Your goal:
From the entries below, pull out each line where "image" appears.
--- start Listed entries ---
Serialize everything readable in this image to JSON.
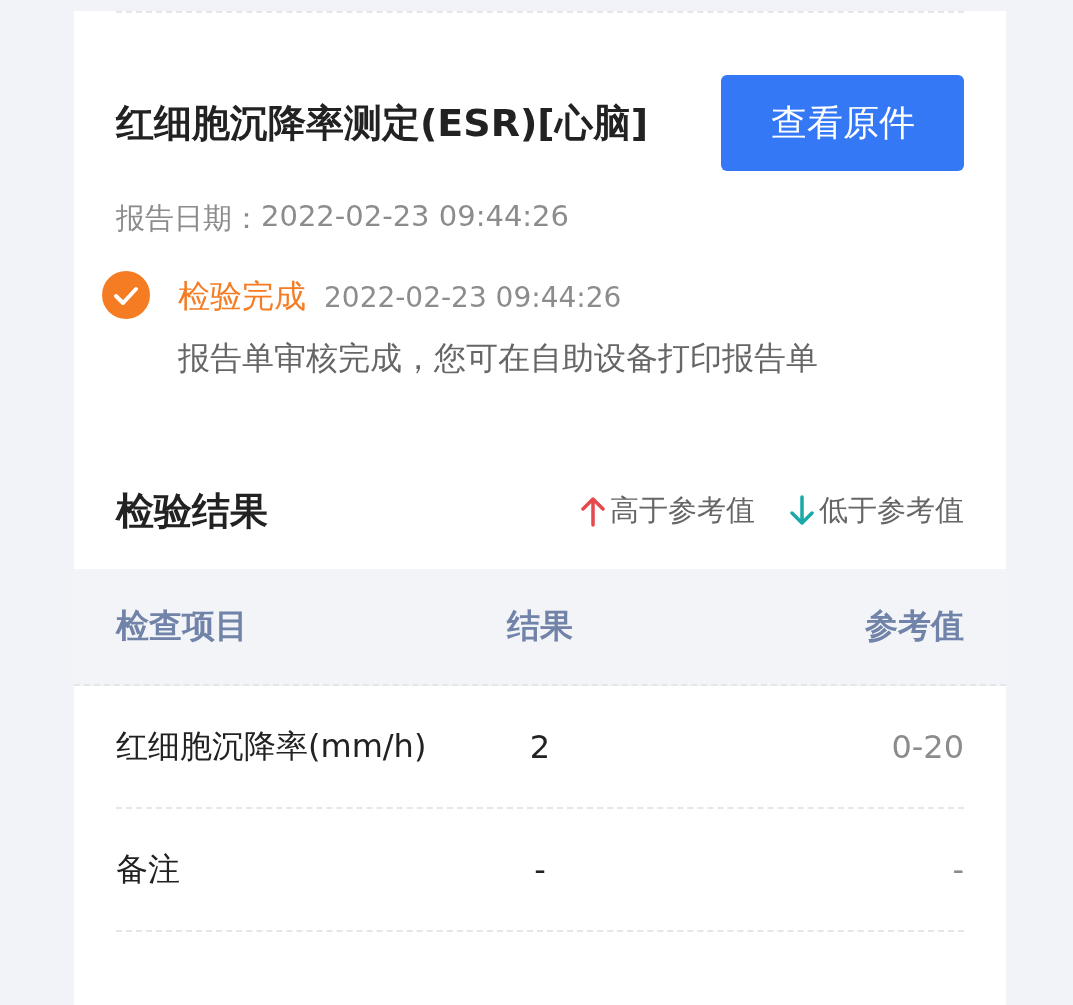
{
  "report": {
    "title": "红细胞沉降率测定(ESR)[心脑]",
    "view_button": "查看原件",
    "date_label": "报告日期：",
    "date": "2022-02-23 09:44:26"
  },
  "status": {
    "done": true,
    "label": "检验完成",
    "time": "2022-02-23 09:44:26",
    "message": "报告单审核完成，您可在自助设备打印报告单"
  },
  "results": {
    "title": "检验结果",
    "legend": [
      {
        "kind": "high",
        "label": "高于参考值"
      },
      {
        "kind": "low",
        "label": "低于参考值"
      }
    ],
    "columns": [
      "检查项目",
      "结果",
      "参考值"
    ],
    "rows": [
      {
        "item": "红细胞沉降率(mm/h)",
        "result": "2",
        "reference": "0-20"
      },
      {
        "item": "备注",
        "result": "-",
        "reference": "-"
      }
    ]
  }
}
--- end Listed entries ---
--- start Listed entries ---
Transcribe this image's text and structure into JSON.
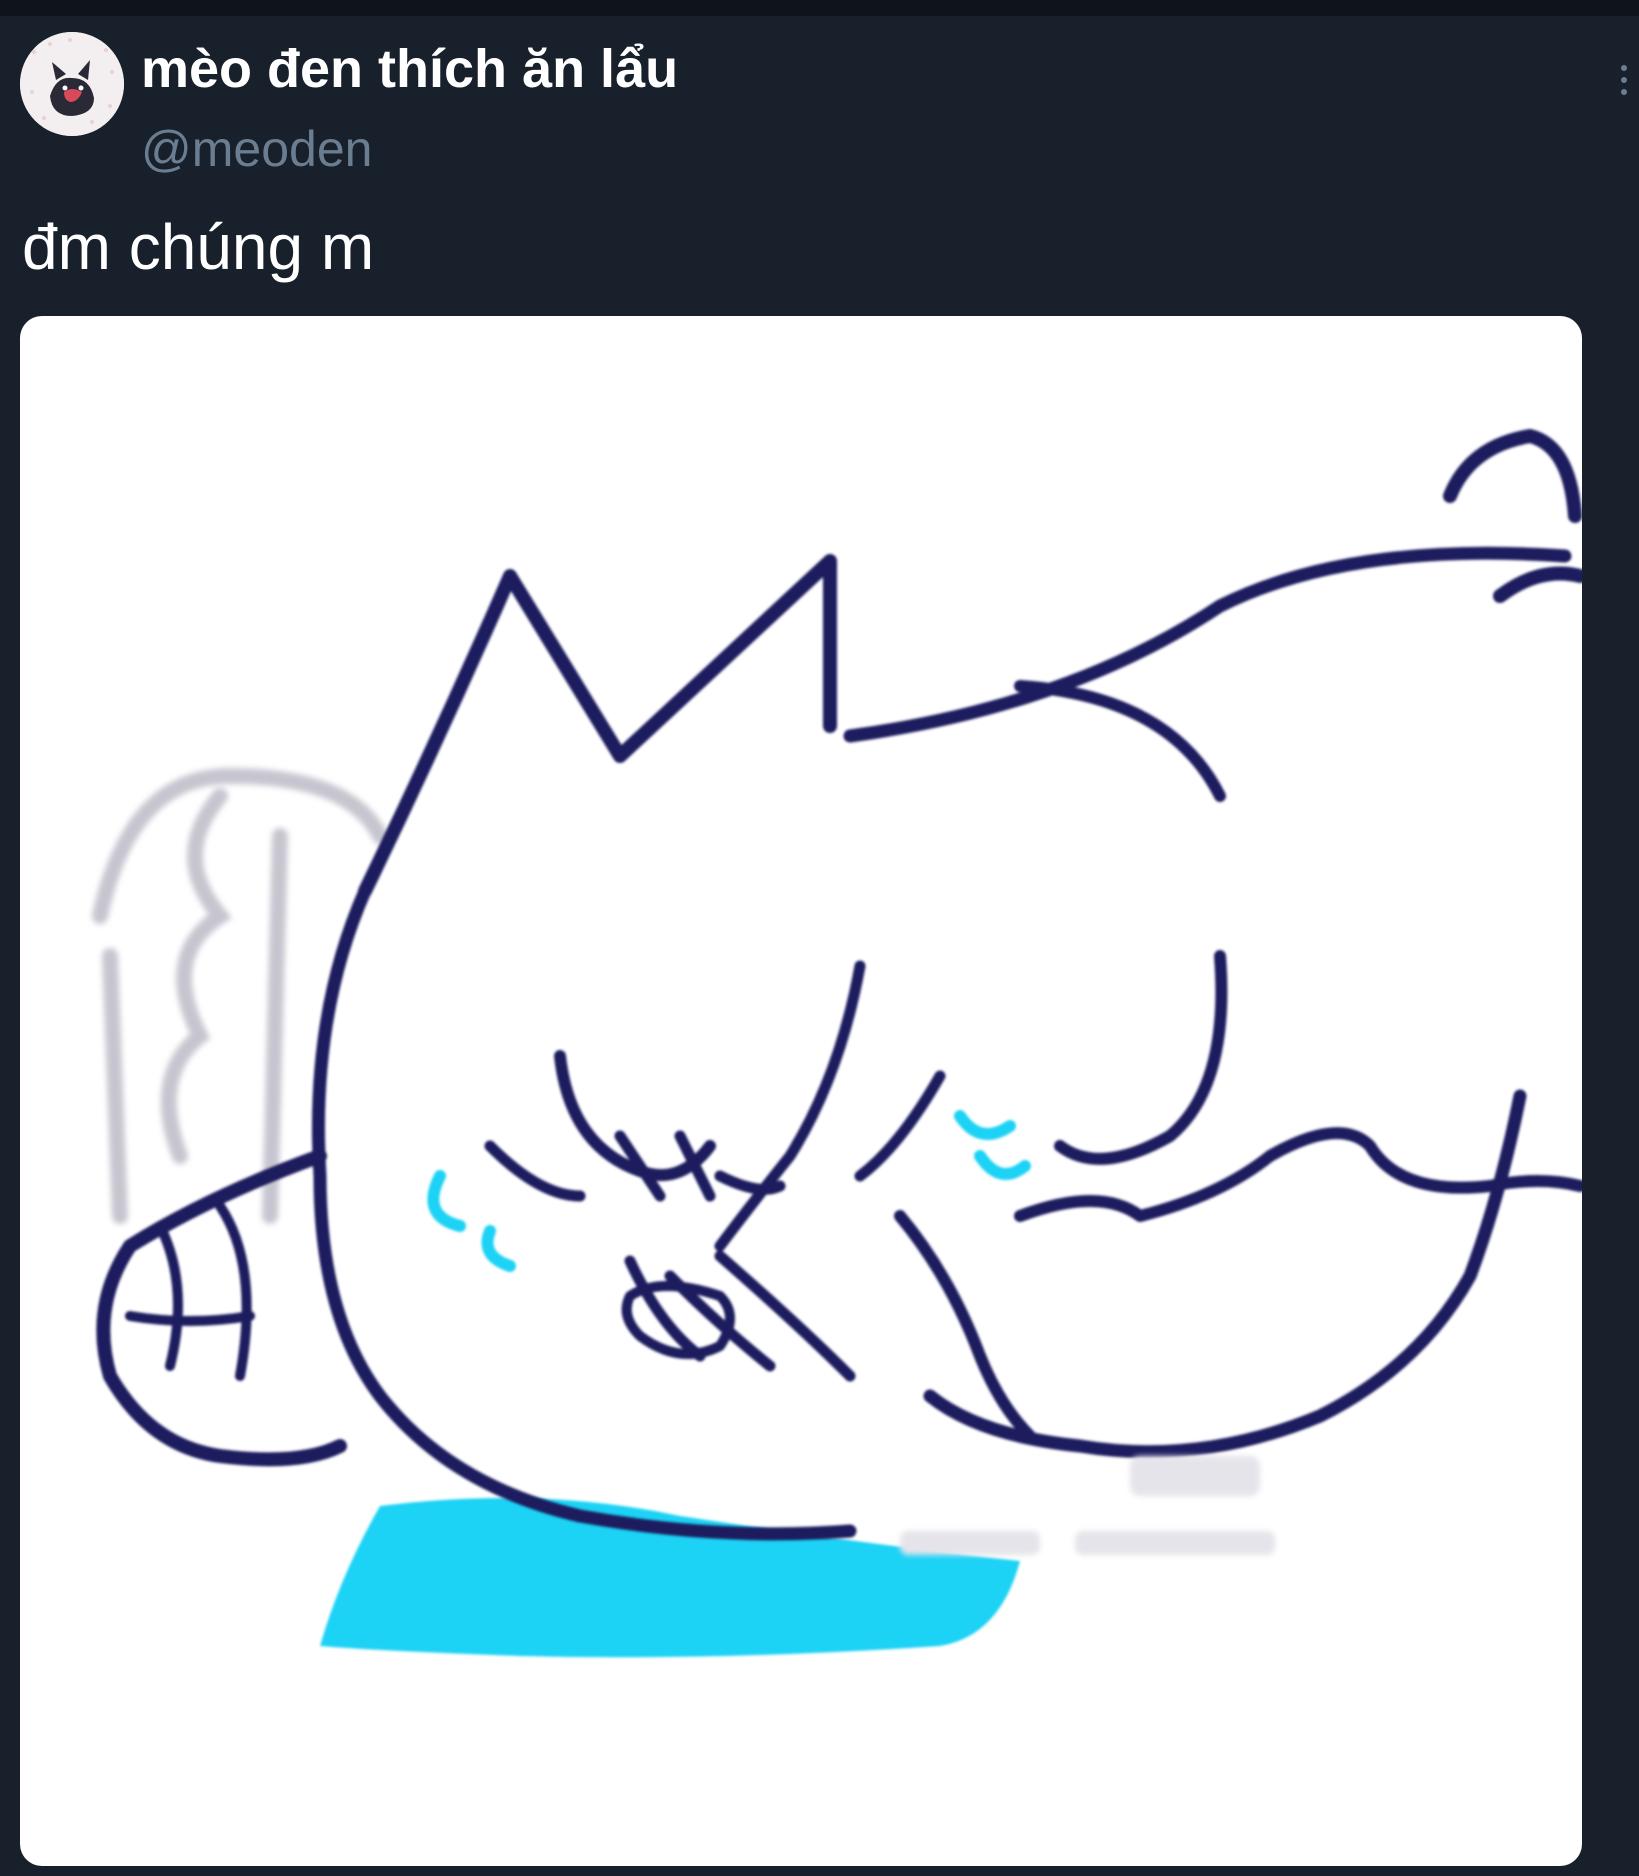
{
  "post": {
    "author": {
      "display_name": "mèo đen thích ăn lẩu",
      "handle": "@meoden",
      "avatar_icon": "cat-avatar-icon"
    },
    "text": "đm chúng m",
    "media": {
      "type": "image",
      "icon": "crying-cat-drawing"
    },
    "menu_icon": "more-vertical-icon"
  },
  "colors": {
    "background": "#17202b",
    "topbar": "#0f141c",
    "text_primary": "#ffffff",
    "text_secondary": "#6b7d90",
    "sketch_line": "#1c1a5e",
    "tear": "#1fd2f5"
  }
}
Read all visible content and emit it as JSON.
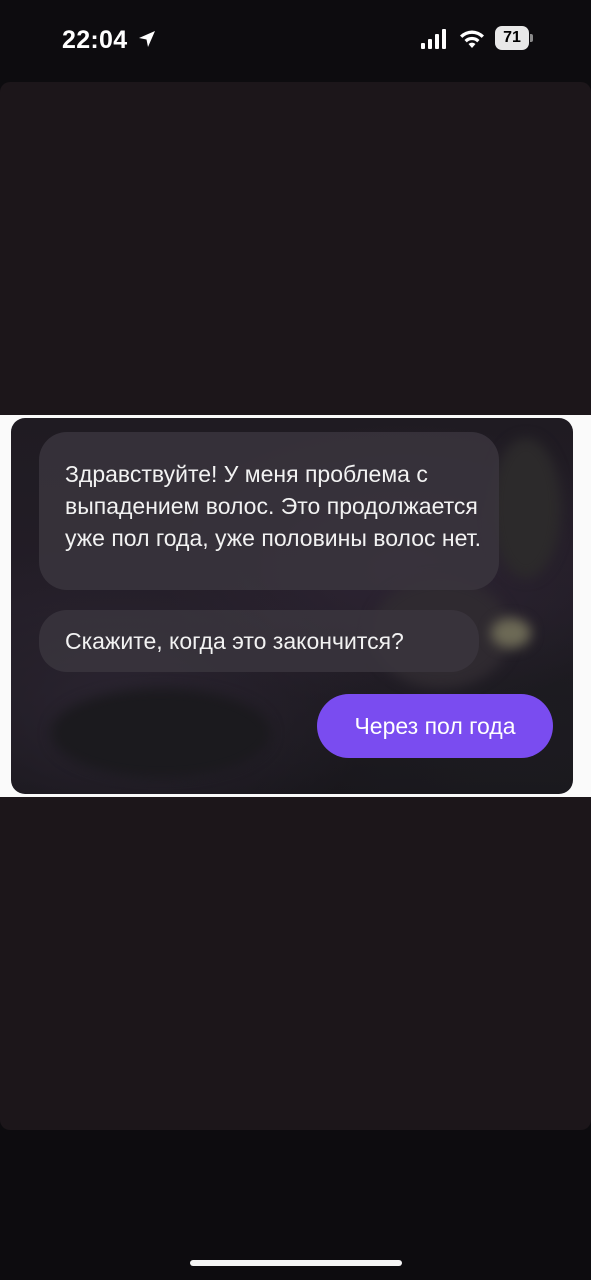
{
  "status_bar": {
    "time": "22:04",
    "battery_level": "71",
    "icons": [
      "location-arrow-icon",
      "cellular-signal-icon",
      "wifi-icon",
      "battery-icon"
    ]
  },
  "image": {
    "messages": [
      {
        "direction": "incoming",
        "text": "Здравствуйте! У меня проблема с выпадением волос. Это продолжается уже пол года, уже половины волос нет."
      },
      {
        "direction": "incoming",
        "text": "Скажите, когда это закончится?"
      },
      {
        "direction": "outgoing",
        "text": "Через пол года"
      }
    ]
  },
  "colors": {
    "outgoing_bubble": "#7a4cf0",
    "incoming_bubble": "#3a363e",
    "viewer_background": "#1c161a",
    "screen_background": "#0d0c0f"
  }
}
--- end Listed entries ---
Result:
Serialize everything readable in this image to JSON.
Transcribe this image's text and structure into JSON.
      "type": "image",
  "image": {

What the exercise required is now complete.